:: Task description ::
This exercise needs the complete data reproduced exactly.

Excerpts from a figure dataset
BEGIN

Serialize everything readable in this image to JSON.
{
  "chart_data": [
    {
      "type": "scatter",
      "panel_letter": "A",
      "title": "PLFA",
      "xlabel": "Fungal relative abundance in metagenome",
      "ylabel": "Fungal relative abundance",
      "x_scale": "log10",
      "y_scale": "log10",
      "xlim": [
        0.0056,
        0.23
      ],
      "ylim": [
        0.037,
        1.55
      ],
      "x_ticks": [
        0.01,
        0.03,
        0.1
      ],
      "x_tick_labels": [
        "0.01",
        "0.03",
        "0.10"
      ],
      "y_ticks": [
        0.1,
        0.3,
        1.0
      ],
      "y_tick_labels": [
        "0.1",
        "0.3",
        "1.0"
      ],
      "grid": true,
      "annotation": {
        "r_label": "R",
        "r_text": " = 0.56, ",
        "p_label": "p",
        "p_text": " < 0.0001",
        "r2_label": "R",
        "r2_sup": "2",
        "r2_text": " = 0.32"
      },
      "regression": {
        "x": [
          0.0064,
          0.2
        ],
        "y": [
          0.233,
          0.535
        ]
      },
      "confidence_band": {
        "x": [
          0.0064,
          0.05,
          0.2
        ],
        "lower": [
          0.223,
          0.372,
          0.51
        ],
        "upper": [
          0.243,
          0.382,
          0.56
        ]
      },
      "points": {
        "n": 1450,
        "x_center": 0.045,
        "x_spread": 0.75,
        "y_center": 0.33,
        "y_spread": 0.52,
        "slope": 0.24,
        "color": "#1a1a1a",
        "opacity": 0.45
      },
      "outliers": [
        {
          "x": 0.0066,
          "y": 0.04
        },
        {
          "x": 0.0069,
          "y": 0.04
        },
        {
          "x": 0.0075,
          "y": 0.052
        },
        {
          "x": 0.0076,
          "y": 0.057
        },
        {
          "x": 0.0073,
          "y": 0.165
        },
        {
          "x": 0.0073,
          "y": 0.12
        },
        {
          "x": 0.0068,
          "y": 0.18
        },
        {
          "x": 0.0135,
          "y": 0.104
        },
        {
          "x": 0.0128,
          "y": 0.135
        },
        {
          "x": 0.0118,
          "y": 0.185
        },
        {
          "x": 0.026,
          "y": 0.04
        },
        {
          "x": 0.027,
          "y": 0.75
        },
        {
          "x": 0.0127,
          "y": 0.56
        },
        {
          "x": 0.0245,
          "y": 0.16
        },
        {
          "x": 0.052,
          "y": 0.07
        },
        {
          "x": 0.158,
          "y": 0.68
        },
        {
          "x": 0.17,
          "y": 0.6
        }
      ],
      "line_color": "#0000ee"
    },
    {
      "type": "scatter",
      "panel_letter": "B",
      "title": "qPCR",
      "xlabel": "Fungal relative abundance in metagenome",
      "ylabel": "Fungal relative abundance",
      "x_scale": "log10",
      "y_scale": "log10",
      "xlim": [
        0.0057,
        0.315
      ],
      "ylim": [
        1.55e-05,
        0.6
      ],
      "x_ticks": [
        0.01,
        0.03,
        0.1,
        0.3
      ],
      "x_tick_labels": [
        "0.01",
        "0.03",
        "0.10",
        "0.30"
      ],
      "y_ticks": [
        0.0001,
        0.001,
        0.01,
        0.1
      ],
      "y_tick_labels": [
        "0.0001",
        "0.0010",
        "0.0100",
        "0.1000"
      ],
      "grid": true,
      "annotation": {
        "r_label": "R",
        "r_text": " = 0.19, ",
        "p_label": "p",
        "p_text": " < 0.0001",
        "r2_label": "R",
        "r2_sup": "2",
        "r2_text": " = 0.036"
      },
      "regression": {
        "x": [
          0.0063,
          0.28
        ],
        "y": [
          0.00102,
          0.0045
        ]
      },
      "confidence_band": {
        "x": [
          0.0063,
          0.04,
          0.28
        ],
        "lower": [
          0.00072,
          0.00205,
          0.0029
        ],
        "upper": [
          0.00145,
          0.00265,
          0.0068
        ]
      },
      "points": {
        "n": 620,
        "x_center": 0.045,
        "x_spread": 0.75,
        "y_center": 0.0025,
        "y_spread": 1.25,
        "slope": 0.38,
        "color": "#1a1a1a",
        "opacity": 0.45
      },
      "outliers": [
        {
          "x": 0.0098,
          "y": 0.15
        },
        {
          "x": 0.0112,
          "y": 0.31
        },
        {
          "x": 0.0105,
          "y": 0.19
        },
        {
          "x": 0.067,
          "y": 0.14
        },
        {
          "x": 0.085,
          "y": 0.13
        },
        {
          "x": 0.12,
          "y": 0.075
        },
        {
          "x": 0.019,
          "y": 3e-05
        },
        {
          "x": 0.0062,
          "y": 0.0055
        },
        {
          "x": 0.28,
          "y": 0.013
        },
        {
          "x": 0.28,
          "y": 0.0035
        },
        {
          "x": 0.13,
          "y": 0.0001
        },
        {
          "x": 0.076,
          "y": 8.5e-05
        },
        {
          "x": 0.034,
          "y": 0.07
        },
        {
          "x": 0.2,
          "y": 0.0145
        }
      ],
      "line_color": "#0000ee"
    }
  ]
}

END

:: Output for this exercise ::
Serialize everything readable in this image to JSON.
{
  "chart_data": [
    {
      "type": "scatter",
      "panel_letter": "A",
      "title": "PLFA",
      "xlabel": "Fungal relative abundance in metagenome",
      "ylabel": "Fungal relative abundance",
      "x_scale": "log10",
      "y_scale": "log10",
      "xlim": [
        0.0056,
        0.23
      ],
      "ylim": [
        0.037,
        1.55
      ],
      "x_ticks": [
        0.01,
        0.03,
        0.1
      ],
      "x_tick_labels": [
        "0.01",
        "0.03",
        "0.10"
      ],
      "y_ticks": [
        0.1,
        0.3,
        1.0
      ],
      "y_tick_labels": [
        "0.1",
        "0.3",
        "1.0"
      ],
      "grid": true,
      "annotation": {
        "r_label": "R",
        "r_text": " = 0.56, ",
        "p_label": "p",
        "p_text": " < 0.0001",
        "r2_label": "R",
        "r2_sup": "2",
        "r2_text": " = 0.32"
      },
      "regression": {
        "x": [
          0.0064,
          0.2
        ],
        "y": [
          0.233,
          0.535
        ]
      },
      "confidence_band": {
        "x": [
          0.0064,
          0.05,
          0.2
        ],
        "lower": [
          0.223,
          0.372,
          0.51
        ],
        "upper": [
          0.243,
          0.382,
          0.56
        ]
      },
      "points": {
        "n": 1450,
        "x_center": 0.045,
        "x_spread": 0.75,
        "y_center": 0.33,
        "y_spread": 0.52,
        "slope": 0.24,
        "color": "#1a1a1a",
        "opacity": 0.45
      },
      "outliers": [
        {
          "x": 0.0066,
          "y": 0.04
        },
        {
          "x": 0.0069,
          "y": 0.04
        },
        {
          "x": 0.0075,
          "y": 0.052
        },
        {
          "x": 0.0076,
          "y": 0.057
        },
        {
          "x": 0.0073,
          "y": 0.165
        },
        {
          "x": 0.0073,
          "y": 0.12
        },
        {
          "x": 0.0068,
          "y": 0.18
        },
        {
          "x": 0.0135,
          "y": 0.104
        },
        {
          "x": 0.0128,
          "y": 0.135
        },
        {
          "x": 0.0118,
          "y": 0.185
        },
        {
          "x": 0.026,
          "y": 0.04
        },
        {
          "x": 0.027,
          "y": 0.75
        },
        {
          "x": 0.0127,
          "y": 0.56
        },
        {
          "x": 0.0245,
          "y": 0.16
        },
        {
          "x": 0.052,
          "y": 0.07
        },
        {
          "x": 0.158,
          "y": 0.68
        },
        {
          "x": 0.17,
          "y": 0.6
        }
      ],
      "line_color": "#0000ee"
    },
    {
      "type": "scatter",
      "panel_letter": "B",
      "title": "qPCR",
      "xlabel": "Fungal relative abundance in metagenome",
      "ylabel": "Fungal relative abundance",
      "x_scale": "log10",
      "y_scale": "log10",
      "xlim": [
        0.0057,
        0.315
      ],
      "ylim": [
        1.55e-05,
        0.6
      ],
      "x_ticks": [
        0.01,
        0.03,
        0.1,
        0.3
      ],
      "x_tick_labels": [
        "0.01",
        "0.03",
        "0.10",
        "0.30"
      ],
      "y_ticks": [
        0.0001,
        0.001,
        0.01,
        0.1
      ],
      "y_tick_labels": [
        "0.0001",
        "0.0010",
        "0.0100",
        "0.1000"
      ],
      "grid": true,
      "annotation": {
        "r_label": "R",
        "r_text": " = 0.19, ",
        "p_label": "p",
        "p_text": " < 0.0001",
        "r2_label": "R",
        "r2_sup": "2",
        "r2_text": " = 0.036"
      },
      "regression": {
        "x": [
          0.0063,
          0.28
        ],
        "y": [
          0.00102,
          0.0045
        ]
      },
      "confidence_band": {
        "x": [
          0.0063,
          0.04,
          0.28
        ],
        "lower": [
          0.00072,
          0.00205,
          0.0029
        ],
        "upper": [
          0.00145,
          0.00265,
          0.0068
        ]
      },
      "points": {
        "n": 620,
        "x_center": 0.045,
        "x_spread": 0.75,
        "y_center": 0.0025,
        "y_spread": 1.25,
        "slope": 0.38,
        "color": "#1a1a1a",
        "opacity": 0.45
      },
      "outliers": [
        {
          "x": 0.0098,
          "y": 0.15
        },
        {
          "x": 0.0112,
          "y": 0.31
        },
        {
          "x": 0.0105,
          "y": 0.19
        },
        {
          "x": 0.067,
          "y": 0.14
        },
        {
          "x": 0.085,
          "y": 0.13
        },
        {
          "x": 0.12,
          "y": 0.075
        },
        {
          "x": 0.019,
          "y": 3e-05
        },
        {
          "x": 0.0062,
          "y": 0.0055
        },
        {
          "x": 0.28,
          "y": 0.013
        },
        {
          "x": 0.28,
          "y": 0.0035
        },
        {
          "x": 0.13,
          "y": 0.0001
        },
        {
          "x": 0.076,
          "y": 8.5e-05
        },
        {
          "x": 0.034,
          "y": 0.07
        },
        {
          "x": 0.2,
          "y": 0.0145
        }
      ],
      "line_color": "#0000ee"
    }
  ]
}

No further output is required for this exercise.